DATA SECTION —
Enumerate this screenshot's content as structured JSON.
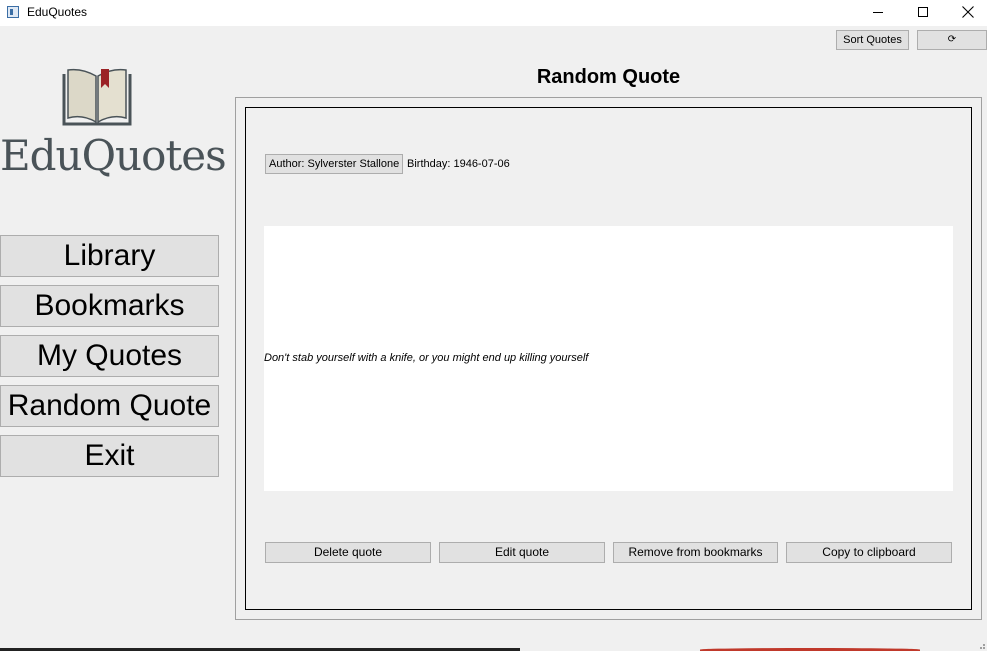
{
  "window": {
    "title": "EduQuotes"
  },
  "toolbar": {
    "sort_label": "Sort Quotes",
    "refresh_label": "⟳"
  },
  "logo": {
    "text": "EduQuotes"
  },
  "nav": {
    "items": [
      {
        "label": "Library"
      },
      {
        "label": "Bookmarks"
      },
      {
        "label": "My Quotes"
      },
      {
        "label": "Random Quote"
      },
      {
        "label": "Exit"
      }
    ]
  },
  "page": {
    "title": "Random Quote"
  },
  "quote": {
    "author_button": "Author: Sylverster Stallone",
    "birthday": "Birthday: 1946-07-06",
    "text": "Don't stab yourself with a knife, or you might end up killing yourself"
  },
  "actions": {
    "delete": "Delete quote",
    "edit": "Edit quote",
    "remove_bookmark": "Remove from bookmarks",
    "copy": "Copy to clipboard"
  },
  "colors": {
    "accent_red": "#9b2226",
    "logo_text": "#4a5358"
  }
}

THE TASK — Without including any pictures, reproduce the listing exactly.

TASK RESPONSE —
Enumerate this screenshot's content as structured JSON.
{
  "window": {
    "title": "EduQuotes"
  },
  "toolbar": {
    "sort_label": "Sort Quotes",
    "refresh_label": "⟳"
  },
  "logo": {
    "text": "EduQuotes"
  },
  "nav": {
    "items": [
      {
        "label": "Library"
      },
      {
        "label": "Bookmarks"
      },
      {
        "label": "My Quotes"
      },
      {
        "label": "Random Quote"
      },
      {
        "label": "Exit"
      }
    ]
  },
  "page": {
    "title": "Random Quote"
  },
  "quote": {
    "author_button": "Author: Sylverster Stallone",
    "birthday": "Birthday: 1946-07-06",
    "text": "Don't stab yourself with a knife, or you might end up killing yourself"
  },
  "actions": {
    "delete": "Delete quote",
    "edit": "Edit quote",
    "remove_bookmark": "Remove from bookmarks",
    "copy": "Copy to clipboard"
  },
  "colors": {
    "accent_red": "#9b2226",
    "logo_text": "#4a5358"
  }
}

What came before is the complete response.